- GOAL:
Below are records. Count every line containing the word "name" and give the number alone.

** Begin **

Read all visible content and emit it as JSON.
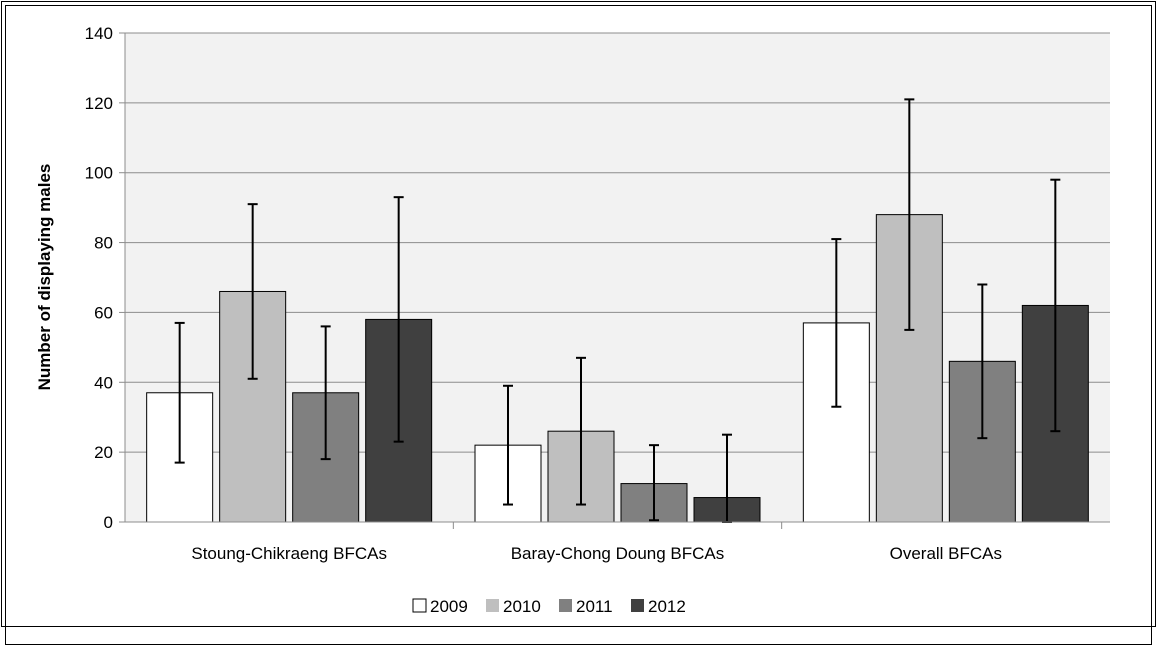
{
  "chart_data": {
    "type": "bar",
    "title": "",
    "xlabel": "",
    "ylabel": "Number of displaying males",
    "ylim": [
      0,
      140
    ],
    "yticks": [
      0,
      20,
      40,
      60,
      80,
      100,
      120,
      140
    ],
    "grid": true,
    "legend_position": "bottom",
    "categories": [
      "Stoung-Chikraeng BFCAs",
      "Baray-Chong Doung BFCAs",
      "Overall BFCAs"
    ],
    "series": [
      {
        "name": "2009",
        "color": "#ffffff",
        "values": [
          37,
          22,
          57
        ],
        "err_low": [
          17,
          5,
          33
        ],
        "err_high": [
          57,
          39,
          81
        ]
      },
      {
        "name": "2010",
        "color": "#bfbfbf",
        "values": [
          66,
          26,
          88
        ],
        "err_low": [
          41,
          5,
          55
        ],
        "err_high": [
          91,
          47,
          121
        ]
      },
      {
        "name": "2011",
        "color": "#808080",
        "values": [
          37,
          11,
          46
        ],
        "err_low": [
          18,
          0.5,
          24
        ],
        "err_high": [
          56,
          22,
          68
        ]
      },
      {
        "name": "2012",
        "color": "#404040",
        "values": [
          58,
          7,
          62
        ],
        "err_low": [
          23,
          0,
          26
        ],
        "err_high": [
          93,
          25,
          98
        ]
      }
    ]
  }
}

** End **

- PROBLEM SOLUTION:
4